**What this task involves:**
Find every line containing the word "Windows" and report the count, nothing more.

**Stored data:**
------------------------------------

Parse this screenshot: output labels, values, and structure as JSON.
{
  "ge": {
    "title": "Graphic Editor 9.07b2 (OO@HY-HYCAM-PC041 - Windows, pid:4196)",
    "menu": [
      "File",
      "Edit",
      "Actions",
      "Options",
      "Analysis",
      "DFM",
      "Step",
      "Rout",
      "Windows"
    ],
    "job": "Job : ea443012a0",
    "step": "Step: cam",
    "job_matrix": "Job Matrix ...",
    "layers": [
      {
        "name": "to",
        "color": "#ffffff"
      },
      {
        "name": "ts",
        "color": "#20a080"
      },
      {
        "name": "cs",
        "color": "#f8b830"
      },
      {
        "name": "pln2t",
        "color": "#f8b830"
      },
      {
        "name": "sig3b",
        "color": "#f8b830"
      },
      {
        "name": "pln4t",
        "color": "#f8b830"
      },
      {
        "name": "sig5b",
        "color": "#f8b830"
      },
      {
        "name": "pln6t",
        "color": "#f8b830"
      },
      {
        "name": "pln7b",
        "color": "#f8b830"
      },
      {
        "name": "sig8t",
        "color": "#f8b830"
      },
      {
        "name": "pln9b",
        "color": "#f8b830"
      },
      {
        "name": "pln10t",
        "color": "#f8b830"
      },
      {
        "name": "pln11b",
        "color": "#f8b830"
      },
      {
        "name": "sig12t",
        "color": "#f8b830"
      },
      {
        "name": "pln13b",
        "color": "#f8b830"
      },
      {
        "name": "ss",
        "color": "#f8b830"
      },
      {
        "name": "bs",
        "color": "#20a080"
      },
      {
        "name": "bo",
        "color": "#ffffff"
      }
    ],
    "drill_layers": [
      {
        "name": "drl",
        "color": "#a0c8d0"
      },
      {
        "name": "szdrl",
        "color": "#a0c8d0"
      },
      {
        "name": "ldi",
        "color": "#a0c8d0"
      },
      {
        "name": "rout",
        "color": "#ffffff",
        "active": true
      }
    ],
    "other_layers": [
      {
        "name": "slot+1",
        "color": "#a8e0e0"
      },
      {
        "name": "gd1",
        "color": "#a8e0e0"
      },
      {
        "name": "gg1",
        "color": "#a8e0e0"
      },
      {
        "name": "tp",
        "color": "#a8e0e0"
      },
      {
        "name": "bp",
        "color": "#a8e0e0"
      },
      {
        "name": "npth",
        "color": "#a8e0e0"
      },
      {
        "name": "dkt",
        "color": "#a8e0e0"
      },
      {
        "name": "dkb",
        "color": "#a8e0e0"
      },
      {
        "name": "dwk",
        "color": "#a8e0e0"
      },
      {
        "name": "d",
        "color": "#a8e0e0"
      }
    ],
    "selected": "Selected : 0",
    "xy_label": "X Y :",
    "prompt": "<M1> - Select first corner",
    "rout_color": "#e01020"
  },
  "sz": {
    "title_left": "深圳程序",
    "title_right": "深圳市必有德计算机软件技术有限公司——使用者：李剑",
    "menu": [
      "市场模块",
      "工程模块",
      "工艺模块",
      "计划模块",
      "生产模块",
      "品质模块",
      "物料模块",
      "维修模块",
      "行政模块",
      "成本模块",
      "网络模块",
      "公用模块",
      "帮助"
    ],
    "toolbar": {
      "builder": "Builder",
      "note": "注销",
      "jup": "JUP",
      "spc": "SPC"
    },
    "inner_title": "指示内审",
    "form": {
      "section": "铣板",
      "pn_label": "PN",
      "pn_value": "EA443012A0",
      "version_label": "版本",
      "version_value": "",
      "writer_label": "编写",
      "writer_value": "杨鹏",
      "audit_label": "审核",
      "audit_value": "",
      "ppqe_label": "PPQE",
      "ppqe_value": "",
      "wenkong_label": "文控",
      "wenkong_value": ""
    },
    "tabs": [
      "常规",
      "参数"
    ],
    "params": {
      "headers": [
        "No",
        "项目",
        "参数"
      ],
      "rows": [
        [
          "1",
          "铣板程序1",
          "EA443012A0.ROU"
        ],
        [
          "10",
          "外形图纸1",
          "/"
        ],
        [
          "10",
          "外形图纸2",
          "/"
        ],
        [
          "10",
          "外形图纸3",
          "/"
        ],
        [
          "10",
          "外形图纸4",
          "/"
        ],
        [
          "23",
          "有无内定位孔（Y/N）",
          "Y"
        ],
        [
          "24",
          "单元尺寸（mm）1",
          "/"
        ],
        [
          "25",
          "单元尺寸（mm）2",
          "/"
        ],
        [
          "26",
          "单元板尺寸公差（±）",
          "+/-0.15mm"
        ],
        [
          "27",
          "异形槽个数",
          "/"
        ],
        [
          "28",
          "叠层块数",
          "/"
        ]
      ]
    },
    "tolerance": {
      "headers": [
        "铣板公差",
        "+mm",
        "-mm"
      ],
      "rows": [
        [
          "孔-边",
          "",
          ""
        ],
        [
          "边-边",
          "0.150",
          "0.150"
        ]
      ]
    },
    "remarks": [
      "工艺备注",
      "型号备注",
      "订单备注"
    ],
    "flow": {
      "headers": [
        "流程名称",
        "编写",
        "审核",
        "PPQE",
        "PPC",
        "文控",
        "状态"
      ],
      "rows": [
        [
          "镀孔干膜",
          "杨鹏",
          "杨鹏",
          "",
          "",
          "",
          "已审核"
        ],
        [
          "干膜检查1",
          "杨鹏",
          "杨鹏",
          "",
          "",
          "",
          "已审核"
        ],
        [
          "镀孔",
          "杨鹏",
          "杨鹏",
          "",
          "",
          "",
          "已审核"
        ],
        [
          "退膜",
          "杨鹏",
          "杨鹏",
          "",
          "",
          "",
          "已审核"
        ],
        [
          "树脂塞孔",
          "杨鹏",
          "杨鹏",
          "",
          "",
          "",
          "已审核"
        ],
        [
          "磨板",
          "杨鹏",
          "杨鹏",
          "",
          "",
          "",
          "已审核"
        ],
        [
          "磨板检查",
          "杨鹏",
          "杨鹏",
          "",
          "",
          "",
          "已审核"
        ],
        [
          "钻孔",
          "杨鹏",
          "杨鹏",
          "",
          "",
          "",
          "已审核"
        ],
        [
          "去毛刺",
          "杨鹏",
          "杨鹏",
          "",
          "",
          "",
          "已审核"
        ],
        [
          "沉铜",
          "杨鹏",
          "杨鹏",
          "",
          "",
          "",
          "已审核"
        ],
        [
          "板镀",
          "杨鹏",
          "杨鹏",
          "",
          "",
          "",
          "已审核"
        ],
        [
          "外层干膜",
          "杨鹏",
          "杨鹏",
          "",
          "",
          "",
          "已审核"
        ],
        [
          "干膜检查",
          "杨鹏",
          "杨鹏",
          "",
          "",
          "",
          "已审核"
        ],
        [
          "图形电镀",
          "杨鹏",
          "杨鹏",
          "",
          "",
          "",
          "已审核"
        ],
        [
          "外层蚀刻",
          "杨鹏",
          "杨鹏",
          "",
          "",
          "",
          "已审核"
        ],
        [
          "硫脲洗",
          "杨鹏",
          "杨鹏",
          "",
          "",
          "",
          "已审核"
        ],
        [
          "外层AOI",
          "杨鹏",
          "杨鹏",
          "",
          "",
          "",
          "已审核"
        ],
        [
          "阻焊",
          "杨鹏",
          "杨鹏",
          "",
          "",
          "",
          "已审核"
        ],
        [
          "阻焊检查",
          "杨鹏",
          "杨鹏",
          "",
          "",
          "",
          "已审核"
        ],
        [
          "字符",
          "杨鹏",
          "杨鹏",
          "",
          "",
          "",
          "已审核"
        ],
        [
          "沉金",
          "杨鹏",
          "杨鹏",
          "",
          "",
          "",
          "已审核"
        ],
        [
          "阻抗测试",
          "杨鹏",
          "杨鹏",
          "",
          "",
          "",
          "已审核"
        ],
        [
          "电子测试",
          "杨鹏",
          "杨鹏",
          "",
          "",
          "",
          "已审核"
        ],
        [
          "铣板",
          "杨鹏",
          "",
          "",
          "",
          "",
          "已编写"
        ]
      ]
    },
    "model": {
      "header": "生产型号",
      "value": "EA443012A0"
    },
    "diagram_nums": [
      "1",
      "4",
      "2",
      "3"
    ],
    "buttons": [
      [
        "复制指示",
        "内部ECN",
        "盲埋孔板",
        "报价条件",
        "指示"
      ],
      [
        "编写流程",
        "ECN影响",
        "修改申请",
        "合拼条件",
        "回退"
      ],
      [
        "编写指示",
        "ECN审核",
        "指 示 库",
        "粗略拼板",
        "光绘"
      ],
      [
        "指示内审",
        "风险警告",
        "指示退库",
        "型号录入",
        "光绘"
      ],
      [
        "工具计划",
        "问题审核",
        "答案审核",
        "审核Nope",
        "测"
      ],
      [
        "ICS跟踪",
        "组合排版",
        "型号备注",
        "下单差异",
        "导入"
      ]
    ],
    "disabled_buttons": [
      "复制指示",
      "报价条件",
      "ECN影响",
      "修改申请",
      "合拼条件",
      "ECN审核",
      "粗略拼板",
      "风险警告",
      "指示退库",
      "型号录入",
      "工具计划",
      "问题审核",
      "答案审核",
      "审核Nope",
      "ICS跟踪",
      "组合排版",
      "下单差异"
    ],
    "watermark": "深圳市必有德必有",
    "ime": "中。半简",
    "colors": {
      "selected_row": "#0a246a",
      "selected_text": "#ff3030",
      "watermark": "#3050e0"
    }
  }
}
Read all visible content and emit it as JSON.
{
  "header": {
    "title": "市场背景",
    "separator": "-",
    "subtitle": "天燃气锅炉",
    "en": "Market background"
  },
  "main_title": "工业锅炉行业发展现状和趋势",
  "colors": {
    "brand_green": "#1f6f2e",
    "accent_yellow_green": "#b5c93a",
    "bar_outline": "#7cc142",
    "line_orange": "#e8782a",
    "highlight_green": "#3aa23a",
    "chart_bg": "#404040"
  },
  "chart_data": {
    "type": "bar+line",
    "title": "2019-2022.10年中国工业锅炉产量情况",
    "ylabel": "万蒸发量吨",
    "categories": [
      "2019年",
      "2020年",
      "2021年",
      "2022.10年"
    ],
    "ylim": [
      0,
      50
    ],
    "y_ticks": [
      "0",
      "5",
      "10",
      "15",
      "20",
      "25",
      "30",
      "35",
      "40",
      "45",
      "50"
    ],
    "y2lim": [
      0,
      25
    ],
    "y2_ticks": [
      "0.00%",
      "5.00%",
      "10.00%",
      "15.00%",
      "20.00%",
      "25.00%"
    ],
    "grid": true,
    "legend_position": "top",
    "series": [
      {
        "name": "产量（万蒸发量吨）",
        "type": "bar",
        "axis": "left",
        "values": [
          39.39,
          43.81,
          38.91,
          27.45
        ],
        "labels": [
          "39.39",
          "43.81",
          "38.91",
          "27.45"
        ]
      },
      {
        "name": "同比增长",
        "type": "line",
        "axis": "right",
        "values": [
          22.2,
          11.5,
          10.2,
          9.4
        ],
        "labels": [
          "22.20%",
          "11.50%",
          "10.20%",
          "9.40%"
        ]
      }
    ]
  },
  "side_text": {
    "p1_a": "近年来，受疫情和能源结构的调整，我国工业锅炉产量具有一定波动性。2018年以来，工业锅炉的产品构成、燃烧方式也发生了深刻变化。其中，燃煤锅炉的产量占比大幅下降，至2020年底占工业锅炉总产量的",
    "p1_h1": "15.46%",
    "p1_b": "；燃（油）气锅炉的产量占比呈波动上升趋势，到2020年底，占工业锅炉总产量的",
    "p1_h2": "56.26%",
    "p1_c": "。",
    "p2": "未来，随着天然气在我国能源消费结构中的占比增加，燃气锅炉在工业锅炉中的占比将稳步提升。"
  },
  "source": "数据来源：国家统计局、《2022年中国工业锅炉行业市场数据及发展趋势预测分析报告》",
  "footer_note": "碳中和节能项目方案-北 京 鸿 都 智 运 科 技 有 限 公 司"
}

------------------------------------

**Response:**
2